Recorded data
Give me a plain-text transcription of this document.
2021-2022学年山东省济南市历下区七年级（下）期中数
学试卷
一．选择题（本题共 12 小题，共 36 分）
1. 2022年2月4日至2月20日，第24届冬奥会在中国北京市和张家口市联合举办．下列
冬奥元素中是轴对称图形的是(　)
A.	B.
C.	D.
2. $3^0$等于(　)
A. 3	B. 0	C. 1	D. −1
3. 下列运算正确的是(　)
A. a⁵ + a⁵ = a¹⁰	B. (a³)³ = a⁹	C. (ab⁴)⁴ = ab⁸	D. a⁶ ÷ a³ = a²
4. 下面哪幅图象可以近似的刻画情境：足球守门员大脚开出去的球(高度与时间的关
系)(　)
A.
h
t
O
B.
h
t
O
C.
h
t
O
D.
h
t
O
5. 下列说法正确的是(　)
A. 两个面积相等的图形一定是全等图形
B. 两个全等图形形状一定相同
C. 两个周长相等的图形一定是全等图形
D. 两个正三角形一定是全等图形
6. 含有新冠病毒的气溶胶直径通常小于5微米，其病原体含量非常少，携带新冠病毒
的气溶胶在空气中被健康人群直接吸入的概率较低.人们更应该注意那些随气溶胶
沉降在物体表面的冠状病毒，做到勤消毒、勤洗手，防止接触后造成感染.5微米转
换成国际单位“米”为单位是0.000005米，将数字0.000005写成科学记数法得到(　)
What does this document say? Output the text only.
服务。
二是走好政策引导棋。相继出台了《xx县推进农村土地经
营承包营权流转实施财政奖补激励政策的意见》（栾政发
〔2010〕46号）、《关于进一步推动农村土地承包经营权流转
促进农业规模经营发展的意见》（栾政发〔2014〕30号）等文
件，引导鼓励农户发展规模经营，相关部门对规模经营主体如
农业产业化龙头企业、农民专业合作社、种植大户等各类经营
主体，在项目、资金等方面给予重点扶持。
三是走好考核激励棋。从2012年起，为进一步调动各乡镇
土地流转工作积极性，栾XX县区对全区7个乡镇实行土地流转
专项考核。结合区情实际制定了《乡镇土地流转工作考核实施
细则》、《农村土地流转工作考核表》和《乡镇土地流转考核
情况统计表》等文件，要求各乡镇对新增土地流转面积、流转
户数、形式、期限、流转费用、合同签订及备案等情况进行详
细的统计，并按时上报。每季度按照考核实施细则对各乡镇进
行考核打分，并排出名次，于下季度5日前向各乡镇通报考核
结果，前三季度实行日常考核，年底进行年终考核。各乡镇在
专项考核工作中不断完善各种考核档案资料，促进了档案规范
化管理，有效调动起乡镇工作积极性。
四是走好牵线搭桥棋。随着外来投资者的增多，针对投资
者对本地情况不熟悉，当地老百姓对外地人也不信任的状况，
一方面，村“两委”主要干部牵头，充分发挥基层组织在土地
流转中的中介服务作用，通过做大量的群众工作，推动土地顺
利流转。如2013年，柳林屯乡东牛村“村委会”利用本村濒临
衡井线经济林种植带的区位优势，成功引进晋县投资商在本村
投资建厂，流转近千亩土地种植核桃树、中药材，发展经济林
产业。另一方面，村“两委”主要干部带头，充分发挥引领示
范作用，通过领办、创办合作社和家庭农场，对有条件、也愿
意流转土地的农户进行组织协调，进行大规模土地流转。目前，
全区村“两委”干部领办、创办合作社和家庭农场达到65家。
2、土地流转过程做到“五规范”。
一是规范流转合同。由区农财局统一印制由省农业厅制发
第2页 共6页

**Given problem**
Print all of the entries again, exactly as written.

**Written solution**
Give me a plain-text transcription of this document.
2021-2022学年山东省济南市历下区七年级（下）期中数
学试卷
一．选择题（本题共 12 小题，共 36 分）
1. 2022年2月4日至2月20日，第24届冬奥会在中国北京市和张家口市联合举办．下列
冬奥元素中是轴对称图形的是(　)
A.	B.
C.	D.
2. $3^0$等于(　)
A. 3	B. 0	C. 1	D. −1
3. 下列运算正确的是(　)
A. a⁵ + a⁵ = a¹⁰	B. (a³)³ = a⁹	C. (ab⁴)⁴ = ab⁸	D. a⁶ ÷ a³ = a²
4. 下面哪幅图象可以近似的刻画情境：足球守门员大脚开出去的球(高度与时间的关
系)(　)
A.
h
t
O
B.
h
t
O
C.
h
t
O
D.
h
t
O
5. 下列说法正确的是(　)
A. 两个面积相等的图形一定是全等图形
B. 两个全等图形形状一定相同
C. 两个周长相等的图形一定是全等图形
D. 两个正三角形一定是全等图形
6. 含有新冠病毒的气溶胶直径通常小于5微米，其病原体含量非常少，携带新冠病毒
的气溶胶在空气中被健康人群直接吸入的概率较低.人们更应该注意那些随气溶胶
沉降在物体表面的冠状病毒，做到勤消毒、勤洗手，防止接触后造成感染.5微米转
换成国际单位“米”为单位是0.000005米，将数字0.000005写成科学记数法得到(　)
What does this document say? Output the text only.
服务。
二是走好政策引导棋。相继出台了《xx县推进农村土地经
营承包营权流转实施财政奖补激励政策的意见》（栾政发
〔2010〕46号）、《关于进一步推动农村土地承包经营权流转
促进农业规模经营发展的意见》（栾政发〔2014〕30号）等文
件，引导鼓励农户发展规模经营，相关部门对规模经营主体如
农业产业化龙头企业、农民专业合作社、种植大户等各类经营
主体，在项目、资金等方面给予重点扶持。
三是走好考核激励棋。从2012年起，为进一步调动各乡镇
土地流转工作积极性，栾XX县区对全区7个乡镇实行土地流转
专项考核。结合区情实际制定了《乡镇土地流转工作考核实施
细则》、《农村土地流转工作考核表》和《乡镇土地流转考核
情况统计表》等文件，要求各乡镇对新增土地流转面积、流转
户数、形式、期限、流转费用、合同签订及备案等情况进行详
细的统计，并按时上报。每季度按照考核实施细则对各乡镇进
行考核打分，并排出名次，于下季度5日前向各乡镇通报考核
结果，前三季度实行日常考核，年底进行年终考核。各乡镇在
专项考核工作中不断完善各种考核档案资料，促进了档案规范
化管理，有效调动起乡镇工作积极性。
四是走好牵线搭桥棋。随着外来投资者的增多，针对投资
者对本地情况不熟悉，当地老百姓对外地人也不信任的状况，
一方面，村“两委”主要干部牵头，充分发挥基层组织在土地
流转中的中介服务作用，通过做大量的群众工作，推动土地顺
利流转。如2013年，柳林屯乡东牛村“村委会”利用本村濒临
衡井线经济林种植带的区位优势，成功引进晋县投资商在本村
投资建厂，流转近千亩土地种植核桃树、中药材，发展经济林
产业。另一方面，村“两委”主要干部带头，充分发挥引领示
范作用，通过领办、创办合作社和家庭农场，对有条件、也愿
意流转土地的农户进行组织协调，进行大规模土地流转。目前，
全区村“两委”干部领办、创办合作社和家庭农场达到65家。
2、土地流转过程做到“五规范”。
一是规范流转合同。由区农财局统一印制由省农业厅制发
第2页 共6页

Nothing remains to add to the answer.